▶ _Data extract_:
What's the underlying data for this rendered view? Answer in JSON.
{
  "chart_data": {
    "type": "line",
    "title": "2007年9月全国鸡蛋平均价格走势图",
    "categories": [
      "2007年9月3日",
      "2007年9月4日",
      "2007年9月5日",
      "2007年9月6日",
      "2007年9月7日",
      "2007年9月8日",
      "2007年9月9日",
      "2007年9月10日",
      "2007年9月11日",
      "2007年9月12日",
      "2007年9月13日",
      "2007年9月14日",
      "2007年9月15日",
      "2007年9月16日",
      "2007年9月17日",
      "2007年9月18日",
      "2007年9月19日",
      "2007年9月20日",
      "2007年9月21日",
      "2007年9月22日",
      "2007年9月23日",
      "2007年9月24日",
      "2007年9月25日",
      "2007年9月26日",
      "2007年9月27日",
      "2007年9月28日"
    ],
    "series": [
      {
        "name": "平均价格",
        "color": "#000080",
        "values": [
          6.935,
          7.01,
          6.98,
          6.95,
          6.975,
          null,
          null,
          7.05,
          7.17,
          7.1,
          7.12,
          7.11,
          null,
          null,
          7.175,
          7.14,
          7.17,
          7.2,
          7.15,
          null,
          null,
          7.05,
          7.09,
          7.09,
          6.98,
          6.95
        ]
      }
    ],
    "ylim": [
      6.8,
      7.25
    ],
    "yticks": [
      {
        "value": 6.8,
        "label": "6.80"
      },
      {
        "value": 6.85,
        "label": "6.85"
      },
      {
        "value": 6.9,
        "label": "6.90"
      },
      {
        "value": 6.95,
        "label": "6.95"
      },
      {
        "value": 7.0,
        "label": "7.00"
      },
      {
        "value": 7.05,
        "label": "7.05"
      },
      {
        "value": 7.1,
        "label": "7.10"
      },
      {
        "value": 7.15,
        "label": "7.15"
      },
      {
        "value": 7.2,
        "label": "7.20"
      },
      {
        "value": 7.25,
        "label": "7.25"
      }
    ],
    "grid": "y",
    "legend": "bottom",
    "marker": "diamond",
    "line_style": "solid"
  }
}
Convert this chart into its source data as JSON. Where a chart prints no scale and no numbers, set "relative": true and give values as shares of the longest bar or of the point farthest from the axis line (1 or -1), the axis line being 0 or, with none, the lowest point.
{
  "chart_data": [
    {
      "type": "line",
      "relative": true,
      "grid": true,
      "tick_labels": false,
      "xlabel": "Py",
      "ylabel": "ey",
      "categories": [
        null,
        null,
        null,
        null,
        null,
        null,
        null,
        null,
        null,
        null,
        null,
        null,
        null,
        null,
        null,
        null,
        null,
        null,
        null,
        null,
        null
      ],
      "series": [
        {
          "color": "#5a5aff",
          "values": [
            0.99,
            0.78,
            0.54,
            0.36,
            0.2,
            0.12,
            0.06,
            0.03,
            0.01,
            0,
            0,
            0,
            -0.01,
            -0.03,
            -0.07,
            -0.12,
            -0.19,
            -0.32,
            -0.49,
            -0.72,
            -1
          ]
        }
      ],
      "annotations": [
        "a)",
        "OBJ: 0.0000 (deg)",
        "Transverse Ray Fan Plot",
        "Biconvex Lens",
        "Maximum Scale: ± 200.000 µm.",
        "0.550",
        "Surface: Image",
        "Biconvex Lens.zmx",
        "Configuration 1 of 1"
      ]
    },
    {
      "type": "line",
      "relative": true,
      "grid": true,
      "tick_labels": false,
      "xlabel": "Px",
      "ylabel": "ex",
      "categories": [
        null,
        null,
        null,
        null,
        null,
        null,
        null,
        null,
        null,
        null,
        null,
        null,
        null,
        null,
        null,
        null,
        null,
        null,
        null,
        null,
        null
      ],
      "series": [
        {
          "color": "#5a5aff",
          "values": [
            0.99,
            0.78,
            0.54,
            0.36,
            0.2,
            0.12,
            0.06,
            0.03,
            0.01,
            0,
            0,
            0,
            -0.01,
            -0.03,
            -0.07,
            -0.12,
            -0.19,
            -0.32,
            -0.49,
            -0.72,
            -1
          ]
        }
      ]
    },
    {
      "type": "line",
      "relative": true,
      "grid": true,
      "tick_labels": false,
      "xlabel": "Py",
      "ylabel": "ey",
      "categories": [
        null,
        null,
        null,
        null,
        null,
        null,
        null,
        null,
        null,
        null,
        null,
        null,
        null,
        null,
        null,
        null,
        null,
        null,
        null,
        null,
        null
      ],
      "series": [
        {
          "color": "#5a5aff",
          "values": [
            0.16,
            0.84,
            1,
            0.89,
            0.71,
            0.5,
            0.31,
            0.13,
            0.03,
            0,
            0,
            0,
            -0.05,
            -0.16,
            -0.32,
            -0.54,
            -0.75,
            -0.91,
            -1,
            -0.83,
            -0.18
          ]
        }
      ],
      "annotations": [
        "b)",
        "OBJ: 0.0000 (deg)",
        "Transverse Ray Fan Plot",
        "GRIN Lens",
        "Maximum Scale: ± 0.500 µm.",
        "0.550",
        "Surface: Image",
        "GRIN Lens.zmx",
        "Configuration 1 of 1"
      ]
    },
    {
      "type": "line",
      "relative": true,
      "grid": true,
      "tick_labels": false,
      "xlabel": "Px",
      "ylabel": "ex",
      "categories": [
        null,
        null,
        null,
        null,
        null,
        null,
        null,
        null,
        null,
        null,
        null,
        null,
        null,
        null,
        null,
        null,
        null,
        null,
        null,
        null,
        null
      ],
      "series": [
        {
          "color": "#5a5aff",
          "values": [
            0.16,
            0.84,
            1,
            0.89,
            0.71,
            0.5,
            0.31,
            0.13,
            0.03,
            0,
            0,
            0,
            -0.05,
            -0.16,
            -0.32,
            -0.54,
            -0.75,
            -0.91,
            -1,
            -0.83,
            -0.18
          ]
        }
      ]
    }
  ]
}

▶ _Exercise objective_:
Select all lines with the word "Maximum" from the entries above.

▶ _Response to this exercise_:
        "Maximum Scale: ± 200.000 µm.",
        "Maximum Scale: ± 0.500 µm.",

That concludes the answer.